── Dataset records ──

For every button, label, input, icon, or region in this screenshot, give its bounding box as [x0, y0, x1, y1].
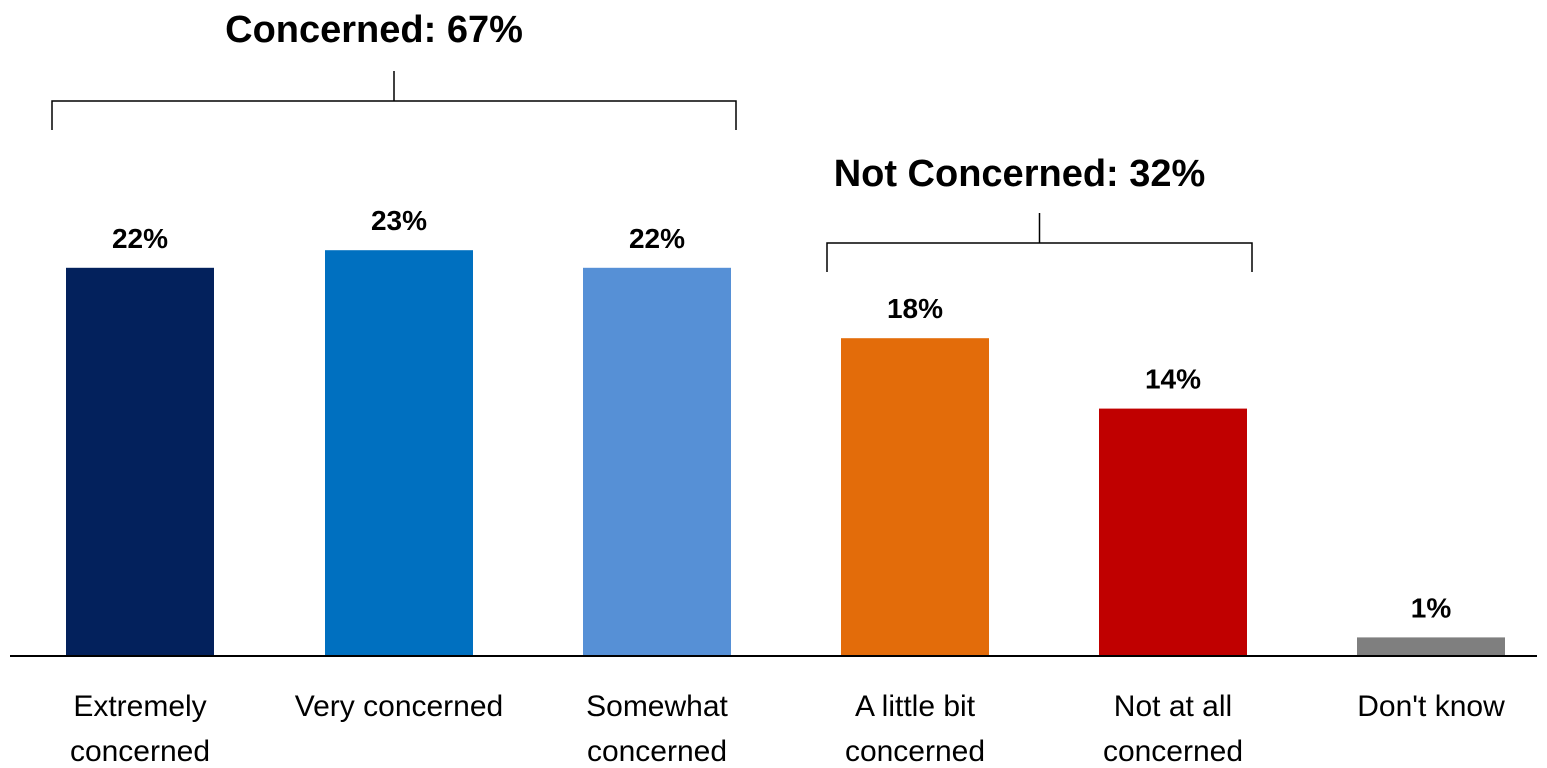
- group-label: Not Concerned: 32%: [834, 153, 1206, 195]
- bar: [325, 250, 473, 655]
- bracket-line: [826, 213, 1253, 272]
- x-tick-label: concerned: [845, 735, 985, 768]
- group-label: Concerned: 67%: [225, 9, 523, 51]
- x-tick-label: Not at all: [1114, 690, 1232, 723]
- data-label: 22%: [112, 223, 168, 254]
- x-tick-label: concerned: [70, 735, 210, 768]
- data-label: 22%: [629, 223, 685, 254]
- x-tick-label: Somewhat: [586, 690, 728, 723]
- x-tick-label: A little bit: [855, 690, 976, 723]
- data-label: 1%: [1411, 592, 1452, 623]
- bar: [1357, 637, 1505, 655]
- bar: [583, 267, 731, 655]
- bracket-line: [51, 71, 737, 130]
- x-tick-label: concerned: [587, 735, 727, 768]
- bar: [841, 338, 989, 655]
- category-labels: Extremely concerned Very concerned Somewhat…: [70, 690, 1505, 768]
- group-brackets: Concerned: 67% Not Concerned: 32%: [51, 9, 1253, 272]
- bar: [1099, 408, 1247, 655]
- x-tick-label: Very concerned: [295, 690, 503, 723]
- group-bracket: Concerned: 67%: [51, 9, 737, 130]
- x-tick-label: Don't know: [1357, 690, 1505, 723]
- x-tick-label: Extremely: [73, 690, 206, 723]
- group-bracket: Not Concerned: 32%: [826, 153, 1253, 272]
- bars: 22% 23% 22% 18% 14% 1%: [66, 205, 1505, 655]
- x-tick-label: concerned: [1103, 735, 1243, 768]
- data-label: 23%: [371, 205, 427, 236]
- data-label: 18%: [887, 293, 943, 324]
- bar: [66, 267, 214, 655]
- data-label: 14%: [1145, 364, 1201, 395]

───
── Dataset records ──

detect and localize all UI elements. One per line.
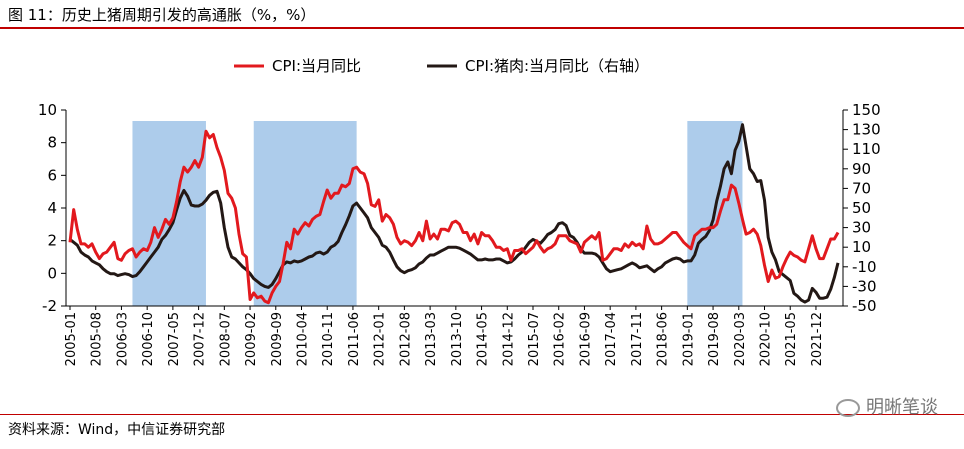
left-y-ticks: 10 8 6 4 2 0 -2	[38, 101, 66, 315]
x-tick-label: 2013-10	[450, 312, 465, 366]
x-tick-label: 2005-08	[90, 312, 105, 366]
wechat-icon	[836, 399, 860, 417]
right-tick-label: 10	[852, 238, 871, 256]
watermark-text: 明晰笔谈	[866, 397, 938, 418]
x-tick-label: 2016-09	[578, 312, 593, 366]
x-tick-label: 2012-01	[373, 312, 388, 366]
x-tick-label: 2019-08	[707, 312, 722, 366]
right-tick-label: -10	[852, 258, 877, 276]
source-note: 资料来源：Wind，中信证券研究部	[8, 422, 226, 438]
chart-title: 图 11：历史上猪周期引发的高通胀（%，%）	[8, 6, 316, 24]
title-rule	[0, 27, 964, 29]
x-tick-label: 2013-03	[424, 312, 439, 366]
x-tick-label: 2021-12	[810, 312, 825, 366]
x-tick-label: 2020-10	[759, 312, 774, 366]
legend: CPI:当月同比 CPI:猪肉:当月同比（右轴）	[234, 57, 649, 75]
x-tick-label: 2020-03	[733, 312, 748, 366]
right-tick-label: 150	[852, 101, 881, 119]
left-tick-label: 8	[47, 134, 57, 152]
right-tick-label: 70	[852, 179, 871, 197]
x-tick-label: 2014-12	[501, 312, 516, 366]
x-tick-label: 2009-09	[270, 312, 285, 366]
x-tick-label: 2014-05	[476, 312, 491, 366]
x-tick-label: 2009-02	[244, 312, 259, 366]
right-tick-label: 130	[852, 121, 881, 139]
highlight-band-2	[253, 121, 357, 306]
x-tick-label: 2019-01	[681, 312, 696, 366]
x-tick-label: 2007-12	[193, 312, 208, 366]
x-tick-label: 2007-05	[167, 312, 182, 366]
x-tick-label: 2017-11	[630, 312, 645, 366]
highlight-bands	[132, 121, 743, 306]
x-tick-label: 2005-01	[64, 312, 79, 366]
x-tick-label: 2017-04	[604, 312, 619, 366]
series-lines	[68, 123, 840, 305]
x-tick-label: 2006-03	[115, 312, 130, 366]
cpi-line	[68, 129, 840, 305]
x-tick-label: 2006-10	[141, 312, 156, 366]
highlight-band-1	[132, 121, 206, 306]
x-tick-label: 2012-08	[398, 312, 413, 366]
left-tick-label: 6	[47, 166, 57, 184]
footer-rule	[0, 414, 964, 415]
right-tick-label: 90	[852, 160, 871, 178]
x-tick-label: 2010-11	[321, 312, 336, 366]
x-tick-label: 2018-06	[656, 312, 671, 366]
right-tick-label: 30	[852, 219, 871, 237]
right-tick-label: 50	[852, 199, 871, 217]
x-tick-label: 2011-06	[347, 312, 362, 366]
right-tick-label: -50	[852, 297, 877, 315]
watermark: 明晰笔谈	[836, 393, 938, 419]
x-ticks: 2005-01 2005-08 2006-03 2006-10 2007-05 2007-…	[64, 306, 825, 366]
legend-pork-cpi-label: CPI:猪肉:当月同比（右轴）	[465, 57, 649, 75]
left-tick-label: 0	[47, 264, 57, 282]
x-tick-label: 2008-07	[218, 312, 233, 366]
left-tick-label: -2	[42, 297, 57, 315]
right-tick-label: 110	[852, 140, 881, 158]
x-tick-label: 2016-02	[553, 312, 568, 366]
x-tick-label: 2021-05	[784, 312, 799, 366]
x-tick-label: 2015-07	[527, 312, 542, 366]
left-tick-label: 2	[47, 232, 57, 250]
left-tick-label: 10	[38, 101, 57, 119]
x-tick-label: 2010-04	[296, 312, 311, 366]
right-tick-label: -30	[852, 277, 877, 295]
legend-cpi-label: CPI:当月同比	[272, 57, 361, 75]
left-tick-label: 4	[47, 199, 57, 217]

───

- Written instruction -
Recast the entries from the line containing "left-y-ticks: 10 8" through the line containing "101, 881, 119]", both included, as a JSON list of strings with one string per line, leaving out blank lines.

- Exercise result -
[
  "left-y-ticks: 10 8 6 4 2 0 -2\t[38, 101, 66, 315]",
  "x-tick-label: 2013-10\t[450, 312, 465, 366]",
  "x-tick-label: 2005-08\t[90, 312, 105, 366]",
  "wechat-icon\t[836, 399, 860, 417]",
  "right-tick-label: 10\t[852, 238, 871, 256]",
  "watermark-text: 明晰笔谈\t[866, 397, 938, 418]",
  "x-tick-label: 2016-09\t[578, 312, 593, 366]",
  "x-tick-label: 2012-01\t[373, 312, 388, 366]",
  "x-tick-label: 2019-08\t[707, 312, 722, 366]",
  "right-tick-label: -10\t[852, 258, 877, 276]",
  "source-note: 资料来源：Wind，中信证券研究部\t[8, 422, 226, 438]",
  "chart-title: 图 11：历史上猪周期引发的高通胀（%，%）\t[8, 6, 316, 24]",
  "title-rule\t[0, 27, 964, 29]",
  "x-tick-label: 2013-03\t[424, 312, 439, 366]",
  "x-tick-label: 2021-12\t[810, 312, 825, 366]",
  "x-tick-label: 2020-10\t[759, 312, 774, 366]",
  "legend: CPI:当月同比 CPI:猪肉:当月同比（右轴）\t[234, 57, 649, 75]",
  "x-tick-label: 2020-03\t[733, 312, 748, 366]",
  "right-tick-label: 150\t[852, 101, 881, 119]"
]